DATASET EXTRACT |

....

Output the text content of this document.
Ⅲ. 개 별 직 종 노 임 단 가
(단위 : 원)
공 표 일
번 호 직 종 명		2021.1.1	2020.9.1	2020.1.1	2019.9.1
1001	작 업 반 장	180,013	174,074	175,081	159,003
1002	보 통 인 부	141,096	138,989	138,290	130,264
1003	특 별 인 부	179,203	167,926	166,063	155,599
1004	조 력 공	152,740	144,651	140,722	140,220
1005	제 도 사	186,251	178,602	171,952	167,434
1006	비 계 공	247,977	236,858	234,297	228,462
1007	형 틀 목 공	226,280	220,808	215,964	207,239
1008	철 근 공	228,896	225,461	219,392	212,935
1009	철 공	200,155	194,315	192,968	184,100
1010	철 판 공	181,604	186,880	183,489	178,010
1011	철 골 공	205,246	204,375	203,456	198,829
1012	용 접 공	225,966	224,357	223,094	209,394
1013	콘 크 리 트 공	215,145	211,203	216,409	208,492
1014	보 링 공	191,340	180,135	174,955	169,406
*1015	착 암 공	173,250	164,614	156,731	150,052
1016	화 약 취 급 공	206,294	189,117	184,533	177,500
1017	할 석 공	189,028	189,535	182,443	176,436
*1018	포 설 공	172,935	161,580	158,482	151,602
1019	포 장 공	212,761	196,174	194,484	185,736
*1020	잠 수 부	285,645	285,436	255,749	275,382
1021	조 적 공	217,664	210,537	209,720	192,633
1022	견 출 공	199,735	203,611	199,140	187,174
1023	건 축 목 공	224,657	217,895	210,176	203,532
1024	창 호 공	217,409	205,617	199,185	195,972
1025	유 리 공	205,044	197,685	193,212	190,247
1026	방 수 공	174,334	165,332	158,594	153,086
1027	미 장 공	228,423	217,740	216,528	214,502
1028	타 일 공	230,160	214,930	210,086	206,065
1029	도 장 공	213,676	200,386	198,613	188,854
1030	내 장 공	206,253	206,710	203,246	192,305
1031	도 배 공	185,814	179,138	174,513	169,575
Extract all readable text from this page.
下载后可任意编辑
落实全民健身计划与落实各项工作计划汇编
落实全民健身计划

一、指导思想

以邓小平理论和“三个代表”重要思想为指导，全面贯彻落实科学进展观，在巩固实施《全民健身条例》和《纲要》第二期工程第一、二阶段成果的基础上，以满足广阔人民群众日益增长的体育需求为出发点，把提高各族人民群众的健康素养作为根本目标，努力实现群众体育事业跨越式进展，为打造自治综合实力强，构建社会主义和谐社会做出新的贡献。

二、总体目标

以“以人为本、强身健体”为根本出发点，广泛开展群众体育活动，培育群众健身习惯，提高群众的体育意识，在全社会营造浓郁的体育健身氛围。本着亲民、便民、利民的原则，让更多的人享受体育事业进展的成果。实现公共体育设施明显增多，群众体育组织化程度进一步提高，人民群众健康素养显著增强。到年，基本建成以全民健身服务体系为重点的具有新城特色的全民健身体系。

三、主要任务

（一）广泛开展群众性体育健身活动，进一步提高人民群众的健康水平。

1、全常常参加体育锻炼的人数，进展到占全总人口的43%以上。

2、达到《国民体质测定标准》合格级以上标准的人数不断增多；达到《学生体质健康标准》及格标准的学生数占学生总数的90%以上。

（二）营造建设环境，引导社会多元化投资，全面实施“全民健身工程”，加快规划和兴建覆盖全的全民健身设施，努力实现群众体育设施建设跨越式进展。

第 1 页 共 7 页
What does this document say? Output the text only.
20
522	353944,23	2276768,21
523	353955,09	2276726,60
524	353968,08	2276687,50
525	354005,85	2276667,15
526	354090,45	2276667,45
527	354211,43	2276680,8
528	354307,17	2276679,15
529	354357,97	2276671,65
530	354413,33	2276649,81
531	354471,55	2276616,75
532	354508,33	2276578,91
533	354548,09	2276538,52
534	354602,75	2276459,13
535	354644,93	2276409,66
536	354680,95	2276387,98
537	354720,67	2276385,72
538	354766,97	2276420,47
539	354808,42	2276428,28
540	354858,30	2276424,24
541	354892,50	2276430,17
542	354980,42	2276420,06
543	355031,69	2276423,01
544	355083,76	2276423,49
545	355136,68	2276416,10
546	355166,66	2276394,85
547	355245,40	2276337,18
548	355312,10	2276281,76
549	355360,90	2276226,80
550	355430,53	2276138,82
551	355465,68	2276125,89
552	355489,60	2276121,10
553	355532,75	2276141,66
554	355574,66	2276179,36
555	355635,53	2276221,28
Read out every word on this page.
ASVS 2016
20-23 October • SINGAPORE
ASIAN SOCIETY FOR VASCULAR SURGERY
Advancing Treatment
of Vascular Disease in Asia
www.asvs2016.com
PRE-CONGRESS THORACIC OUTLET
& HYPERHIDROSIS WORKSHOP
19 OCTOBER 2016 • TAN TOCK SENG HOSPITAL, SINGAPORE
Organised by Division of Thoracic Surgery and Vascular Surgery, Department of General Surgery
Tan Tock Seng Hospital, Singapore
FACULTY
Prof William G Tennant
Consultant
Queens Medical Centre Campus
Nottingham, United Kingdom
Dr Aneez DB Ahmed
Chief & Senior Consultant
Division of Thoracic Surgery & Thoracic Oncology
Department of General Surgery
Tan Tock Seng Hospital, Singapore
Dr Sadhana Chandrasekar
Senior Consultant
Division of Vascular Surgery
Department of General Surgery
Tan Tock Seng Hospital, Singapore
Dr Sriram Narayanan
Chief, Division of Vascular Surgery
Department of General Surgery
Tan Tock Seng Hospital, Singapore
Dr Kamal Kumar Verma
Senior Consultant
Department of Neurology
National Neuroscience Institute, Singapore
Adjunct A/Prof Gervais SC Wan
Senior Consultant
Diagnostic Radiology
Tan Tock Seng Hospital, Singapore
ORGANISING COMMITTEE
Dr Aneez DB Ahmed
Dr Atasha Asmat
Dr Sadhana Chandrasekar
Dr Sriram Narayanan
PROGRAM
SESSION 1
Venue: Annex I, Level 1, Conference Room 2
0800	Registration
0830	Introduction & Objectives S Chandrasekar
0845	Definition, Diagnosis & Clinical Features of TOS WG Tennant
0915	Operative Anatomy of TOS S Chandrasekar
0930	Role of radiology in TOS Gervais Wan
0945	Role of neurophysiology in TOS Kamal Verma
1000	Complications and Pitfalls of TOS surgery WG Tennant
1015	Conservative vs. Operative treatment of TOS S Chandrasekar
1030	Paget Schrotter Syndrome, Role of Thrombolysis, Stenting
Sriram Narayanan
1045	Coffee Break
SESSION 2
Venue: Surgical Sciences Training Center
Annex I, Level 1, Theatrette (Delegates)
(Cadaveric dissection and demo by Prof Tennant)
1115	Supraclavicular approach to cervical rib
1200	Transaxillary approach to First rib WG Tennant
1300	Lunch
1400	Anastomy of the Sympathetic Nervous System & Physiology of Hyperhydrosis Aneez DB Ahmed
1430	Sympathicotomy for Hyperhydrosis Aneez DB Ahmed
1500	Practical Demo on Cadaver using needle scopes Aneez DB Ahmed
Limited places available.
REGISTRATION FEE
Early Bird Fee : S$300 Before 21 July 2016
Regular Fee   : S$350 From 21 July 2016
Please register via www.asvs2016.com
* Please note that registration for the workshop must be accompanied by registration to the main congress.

....

BRIEF | Find each line that has the word "Kamal", then copy it out.

TASK RESULT |
Dr Kamal Kumar Verma
0945	Role of neurophysiology in TOS Kamal Verma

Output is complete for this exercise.